**Exercise brief:**
Every line with the word "text" in it should be extracted from the data that follows.

Stored entries:

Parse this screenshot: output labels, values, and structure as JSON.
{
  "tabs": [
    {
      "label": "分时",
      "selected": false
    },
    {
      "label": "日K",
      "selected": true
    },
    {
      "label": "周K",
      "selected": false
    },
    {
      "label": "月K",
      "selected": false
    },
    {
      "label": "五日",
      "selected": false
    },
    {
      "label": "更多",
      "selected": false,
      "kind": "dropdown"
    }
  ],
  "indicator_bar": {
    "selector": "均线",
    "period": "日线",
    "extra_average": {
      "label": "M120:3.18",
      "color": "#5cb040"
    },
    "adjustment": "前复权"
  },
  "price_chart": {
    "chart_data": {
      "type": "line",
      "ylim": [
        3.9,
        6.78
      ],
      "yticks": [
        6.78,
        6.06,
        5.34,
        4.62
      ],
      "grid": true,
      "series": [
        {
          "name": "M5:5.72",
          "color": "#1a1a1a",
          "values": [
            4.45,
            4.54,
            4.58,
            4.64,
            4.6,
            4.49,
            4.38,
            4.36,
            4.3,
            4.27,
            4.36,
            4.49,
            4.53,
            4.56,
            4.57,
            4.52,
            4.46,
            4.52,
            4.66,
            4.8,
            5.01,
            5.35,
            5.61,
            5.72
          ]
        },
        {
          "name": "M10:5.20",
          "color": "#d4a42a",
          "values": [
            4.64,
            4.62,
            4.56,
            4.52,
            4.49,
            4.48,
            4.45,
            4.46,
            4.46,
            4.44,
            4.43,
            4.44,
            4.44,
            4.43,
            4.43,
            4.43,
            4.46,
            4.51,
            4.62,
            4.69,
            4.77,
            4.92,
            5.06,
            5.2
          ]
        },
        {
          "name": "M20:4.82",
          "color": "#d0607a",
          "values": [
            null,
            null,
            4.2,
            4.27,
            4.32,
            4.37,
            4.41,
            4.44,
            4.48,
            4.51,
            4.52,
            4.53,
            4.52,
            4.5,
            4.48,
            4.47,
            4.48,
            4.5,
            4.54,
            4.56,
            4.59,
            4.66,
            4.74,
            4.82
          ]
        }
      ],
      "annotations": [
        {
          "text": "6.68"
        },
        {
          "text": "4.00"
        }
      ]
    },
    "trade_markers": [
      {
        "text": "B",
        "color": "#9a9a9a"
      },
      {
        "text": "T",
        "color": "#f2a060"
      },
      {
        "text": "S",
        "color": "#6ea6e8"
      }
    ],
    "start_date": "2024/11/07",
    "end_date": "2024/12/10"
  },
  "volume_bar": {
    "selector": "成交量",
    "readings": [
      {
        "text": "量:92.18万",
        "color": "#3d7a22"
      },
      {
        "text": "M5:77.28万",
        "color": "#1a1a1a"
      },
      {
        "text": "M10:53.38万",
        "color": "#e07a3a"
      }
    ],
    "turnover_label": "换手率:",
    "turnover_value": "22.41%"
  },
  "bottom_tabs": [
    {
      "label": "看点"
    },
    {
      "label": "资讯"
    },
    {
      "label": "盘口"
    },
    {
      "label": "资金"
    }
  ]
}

**Exercise response:**
          "text": "6.68"
          "text": "4.00"
        "text": "B",
        "text": "T",
        "text": "S",
        "text": "量:92.18万",
        "text": "M5:77.28万",
        "text": "M10:53.38万",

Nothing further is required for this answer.